**Directive:**
Locate each line holding the string "icon" and copy it.
┌─ Data shown
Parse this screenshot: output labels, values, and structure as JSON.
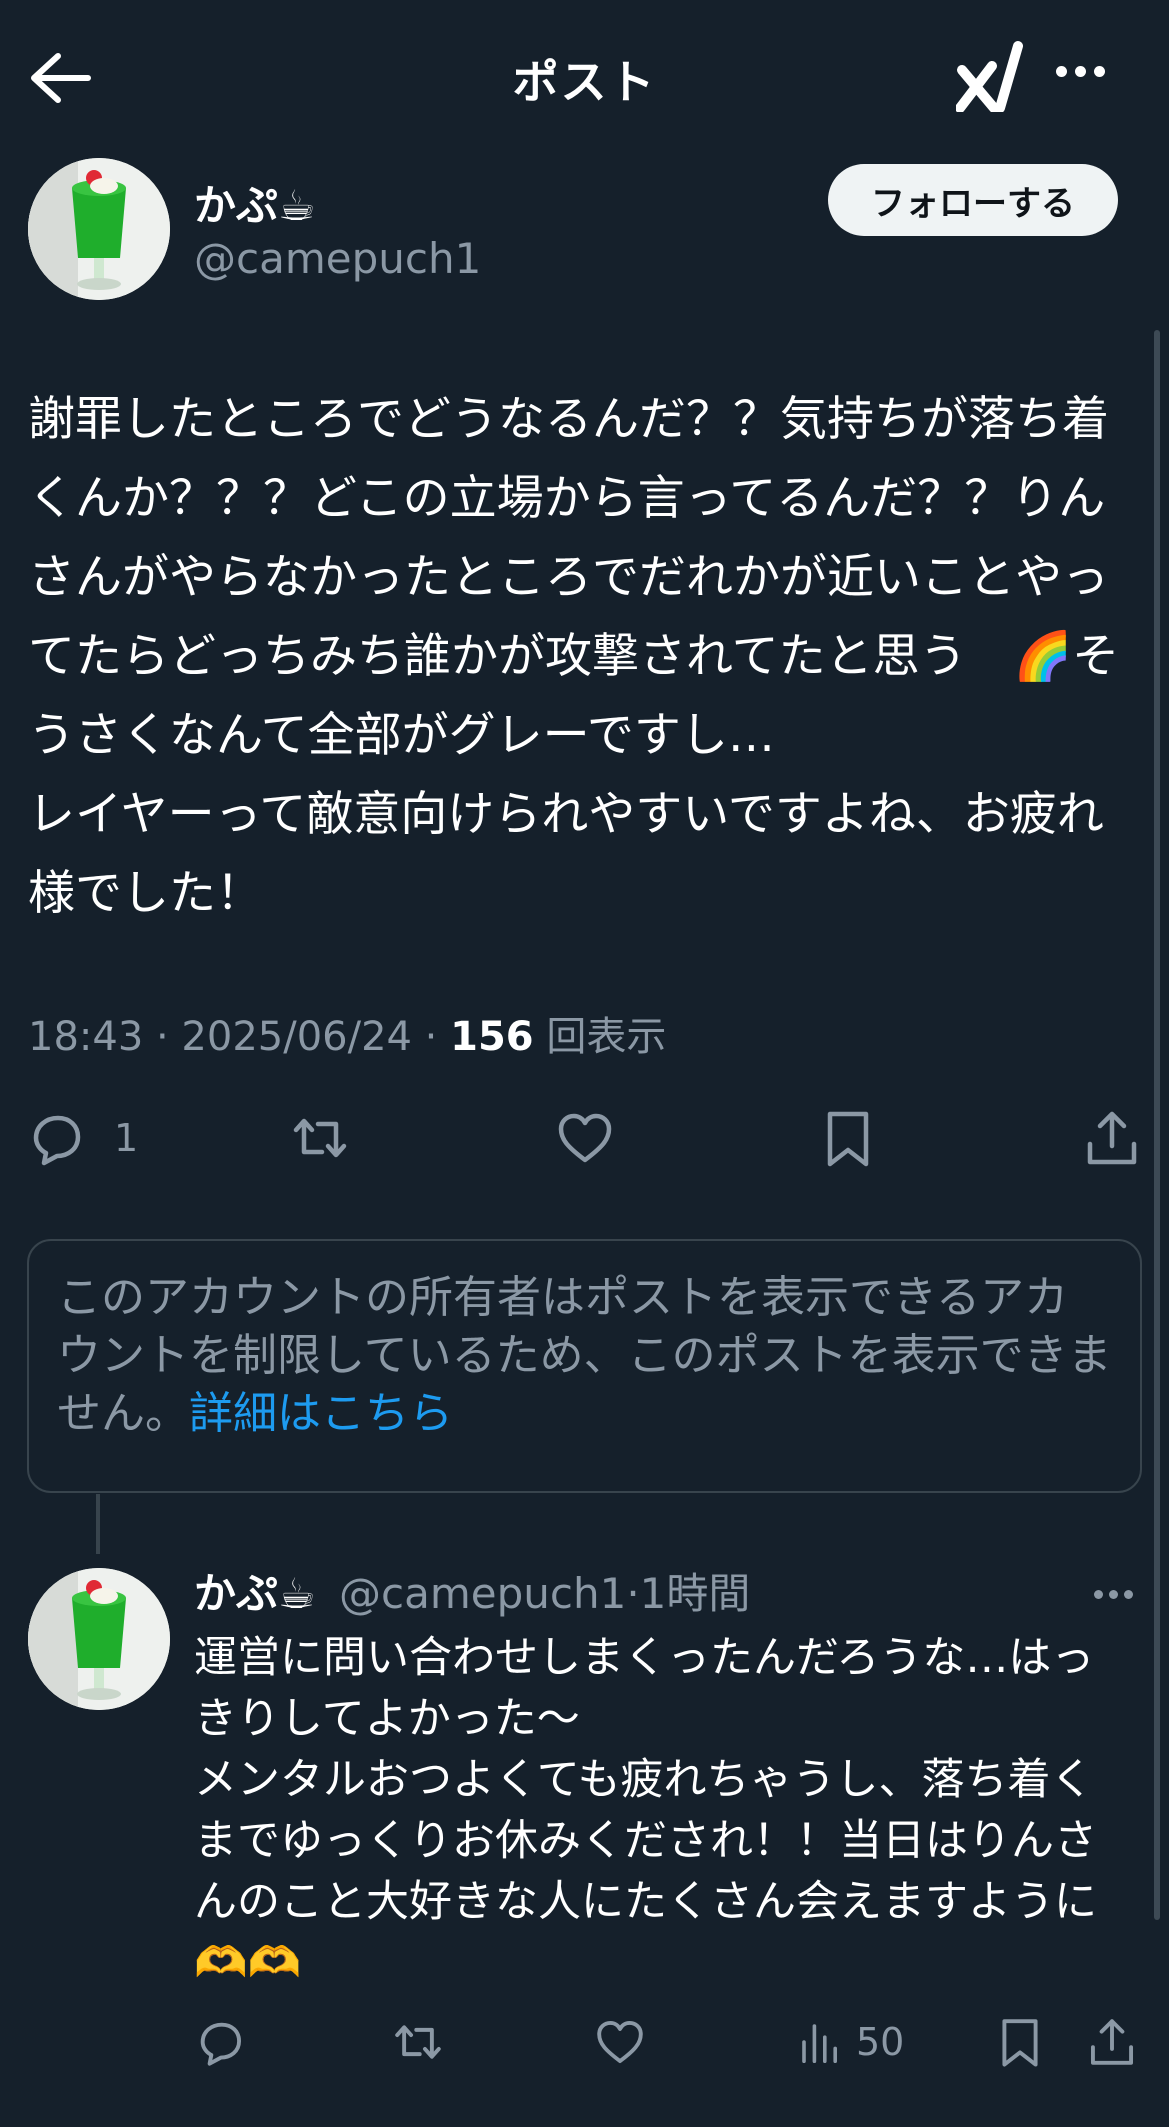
{
  "header": {
    "title": "ポスト",
    "back_icon": "arrow-left-icon",
    "logo_icon": "grok-logo-icon",
    "more_icon": "more-horizontal-icon"
  },
  "post": {
    "author_name": "かぷ☕",
    "author_handle": "@camepuch1",
    "follow_label": "フォローする",
    "body": "謝罪したところでどうなるんだ？？気持ちが落ち着くんか？？？どこの立場から言ってるんだ？？りんさんがやらなかったところでだれかが近いことやってたらどっちみち誰かが攻撃されてたと思う　🌈そうさくなんて全部がグレーですし…\nレイヤーって敵意向けられやすいですよね、お疲れ様でした！",
    "time": "18:43 · 2025/06/24 · ",
    "views_count": "156",
    "views_label": " 回表示",
    "reply_count": "1"
  },
  "notice": {
    "text": "このアカウントの所有者はポストを表示できるアカウントを制限しているため、このポストを表示できません。",
    "link": "詳細はこちら"
  },
  "reply": {
    "author_name": "かぷ☕",
    "author_handle": "@camepuch1",
    "time": "·1時間",
    "body": "運営に問い合わせしまくったんだろうな…はっきりしてよかった〜\nメンタルおつよくても疲れちゃうし、落ち着くまでゆっくりお休みくだされ！！当日はりんさんのこと大好きな人にたくさん会えますように🫶🫶",
    "views": "50"
  },
  "colors": {
    "background": "#15202b",
    "text": "#ffffff",
    "muted": "#8b98a5",
    "link": "#1d9bf0",
    "border": "#38444d"
  }
}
└─
**Complete response:**
    "back_icon": "arrow-left-icon",
    "logo_icon": "grok-logo-icon",
    "more_icon": "more-horizontal-icon"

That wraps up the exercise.